• WHAT YOU WILL DO: Please copy every one of the records below, keeping each line unchanged and in its original order.

Records of where elements appear
•••
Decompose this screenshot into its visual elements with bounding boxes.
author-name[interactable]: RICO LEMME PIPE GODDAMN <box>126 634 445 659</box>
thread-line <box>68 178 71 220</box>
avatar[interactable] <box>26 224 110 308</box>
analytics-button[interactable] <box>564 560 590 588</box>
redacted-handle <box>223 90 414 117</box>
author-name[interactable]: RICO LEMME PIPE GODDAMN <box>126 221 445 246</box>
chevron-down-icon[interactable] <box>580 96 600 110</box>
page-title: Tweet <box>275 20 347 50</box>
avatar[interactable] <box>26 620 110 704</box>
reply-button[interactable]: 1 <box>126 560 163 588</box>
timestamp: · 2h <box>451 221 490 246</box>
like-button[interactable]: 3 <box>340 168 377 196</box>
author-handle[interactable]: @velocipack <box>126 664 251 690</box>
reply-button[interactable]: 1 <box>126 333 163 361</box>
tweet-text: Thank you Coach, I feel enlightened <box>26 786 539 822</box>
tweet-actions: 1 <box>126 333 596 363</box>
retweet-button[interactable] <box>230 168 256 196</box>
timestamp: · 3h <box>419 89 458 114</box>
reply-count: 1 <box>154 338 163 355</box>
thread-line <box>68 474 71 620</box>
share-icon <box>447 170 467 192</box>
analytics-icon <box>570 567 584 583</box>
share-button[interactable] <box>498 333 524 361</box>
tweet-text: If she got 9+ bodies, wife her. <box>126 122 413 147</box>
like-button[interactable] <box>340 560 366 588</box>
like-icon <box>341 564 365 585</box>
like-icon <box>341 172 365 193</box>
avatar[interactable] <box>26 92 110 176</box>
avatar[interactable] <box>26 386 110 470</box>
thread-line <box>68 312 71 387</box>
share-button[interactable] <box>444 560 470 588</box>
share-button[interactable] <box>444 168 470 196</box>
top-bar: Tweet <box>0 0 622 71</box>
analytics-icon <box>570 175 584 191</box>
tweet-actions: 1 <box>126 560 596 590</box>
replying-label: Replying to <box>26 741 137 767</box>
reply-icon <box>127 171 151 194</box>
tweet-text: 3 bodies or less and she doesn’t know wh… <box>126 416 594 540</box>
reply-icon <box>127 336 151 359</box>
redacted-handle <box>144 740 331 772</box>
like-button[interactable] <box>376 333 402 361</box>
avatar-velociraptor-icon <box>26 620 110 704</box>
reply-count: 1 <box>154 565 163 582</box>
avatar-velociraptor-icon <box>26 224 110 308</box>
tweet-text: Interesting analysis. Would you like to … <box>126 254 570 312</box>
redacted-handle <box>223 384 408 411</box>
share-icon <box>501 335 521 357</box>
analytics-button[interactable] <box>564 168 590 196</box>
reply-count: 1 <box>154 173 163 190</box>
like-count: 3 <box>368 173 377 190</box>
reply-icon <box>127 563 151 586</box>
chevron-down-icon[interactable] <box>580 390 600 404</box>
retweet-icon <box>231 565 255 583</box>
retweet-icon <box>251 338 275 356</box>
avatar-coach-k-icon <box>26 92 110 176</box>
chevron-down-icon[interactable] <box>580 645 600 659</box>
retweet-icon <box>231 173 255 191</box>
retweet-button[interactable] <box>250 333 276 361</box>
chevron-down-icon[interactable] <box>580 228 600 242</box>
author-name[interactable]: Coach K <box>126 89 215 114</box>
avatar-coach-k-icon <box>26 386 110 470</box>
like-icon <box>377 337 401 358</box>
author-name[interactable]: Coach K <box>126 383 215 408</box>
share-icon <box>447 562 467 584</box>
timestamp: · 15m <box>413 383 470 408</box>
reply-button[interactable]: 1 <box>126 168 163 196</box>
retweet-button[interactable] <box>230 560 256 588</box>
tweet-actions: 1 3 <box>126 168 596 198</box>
•••
• TASK SOLUTION:
Decompose this screenshot into its visual elements with bounding boxes.
author-name[interactable]: RICO LEMME PIPE GODDAMN <box>126 634 445 659</box>
thread-line <box>68 178 71 220</box>
avatar[interactable] <box>26 224 110 308</box>
analytics-button[interactable] <box>564 560 590 588</box>
redacted-handle <box>223 90 414 117</box>
author-name[interactable]: RICO LEMME PIPE GODDAMN <box>126 221 445 246</box>
chevron-down-icon[interactable] <box>580 96 600 110</box>
page-title: Tweet <box>275 20 347 50</box>
avatar[interactable] <box>26 620 110 704</box>
reply-button[interactable]: 1 <box>126 560 163 588</box>
timestamp: · 2h <box>451 221 490 246</box>
like-button[interactable]: 3 <box>340 168 377 196</box>
author-handle[interactable]: @velocipack <box>126 664 251 690</box>
reply-button[interactable]: 1 <box>126 333 163 361</box>
tweet-text: Thank you Coach, I feel enlightened <box>26 786 539 822</box>
tweet-actions: 1 <box>126 333 596 363</box>
retweet-button[interactable] <box>230 168 256 196</box>
timestamp: · 3h <box>419 89 458 114</box>
reply-count: 1 <box>154 338 163 355</box>
thread-line <box>68 474 71 620</box>
share-icon <box>447 170 467 192</box>
analytics-icon <box>570 567 584 583</box>
share-button[interactable] <box>498 333 524 361</box>
tweet-text: If she got 9+ bodies, wife her. <box>126 122 413 147</box>
like-button[interactable] <box>340 560 366 588</box>
like-icon <box>341 564 365 585</box>
like-icon <box>341 172 365 193</box>
avatar[interactable] <box>26 92 110 176</box>
avatar[interactable] <box>26 386 110 470</box>
thread-line <box>68 312 71 387</box>
share-button[interactable] <box>444 560 470 588</box>
share-button[interactable] <box>444 168 470 196</box>
top-bar: Tweet <box>0 0 622 71</box>
analytics-icon <box>570 175 584 191</box>
tweet-actions: 1 <box>126 560 596 590</box>
replying-label: Replying to <box>26 741 137 767</box>
reply-icon <box>127 171 151 194</box>
tweet-text: 3 bodies or less and she doesn’t know wh… <box>126 416 594 540</box>
reply-icon <box>127 336 151 359</box>
redacted-handle <box>144 740 331 772</box>
like-button[interactable] <box>376 333 402 361</box>
avatar-velociraptor-icon <box>26 620 110 704</box>
reply-count: 1 <box>154 565 163 582</box>
avatar-velociraptor-icon <box>26 224 110 308</box>
tweet-text: Interesting analysis. Would you like to … <box>126 254 570 312</box>
redacted-handle <box>223 384 408 411</box>
share-icon <box>501 335 521 357</box>
analytics-button[interactable] <box>564 168 590 196</box>
reply-count: 1 <box>154 173 163 190</box>
like-count: 3 <box>368 173 377 190</box>
reply-icon <box>127 563 151 586</box>
chevron-down-icon[interactable] <box>580 390 600 404</box>
retweet-icon <box>231 565 255 583</box>
retweet-icon <box>251 338 275 356</box>
avatar-coach-k-icon <box>26 92 110 176</box>
chevron-down-icon[interactable] <box>580 645 600 659</box>
retweet-icon <box>231 173 255 191</box>
retweet-button[interactable] <box>250 333 276 361</box>
chevron-down-icon[interactable] <box>580 228 600 242</box>
author-name[interactable]: Coach K <box>126 89 215 114</box>
avatar-coach-k-icon <box>26 386 110 470</box>
like-icon <box>377 337 401 358</box>
author-name[interactable]: Coach K <box>126 383 215 408</box>
share-icon <box>447 562 467 584</box>
timestamp: · 15m <box>413 383 470 408</box>
reply-button[interactable]: 1 <box>126 168 163 196</box>
retweet-button[interactable] <box>230 560 256 588</box>
tweet-actions: 1 3 <box>126 168 596 198</box>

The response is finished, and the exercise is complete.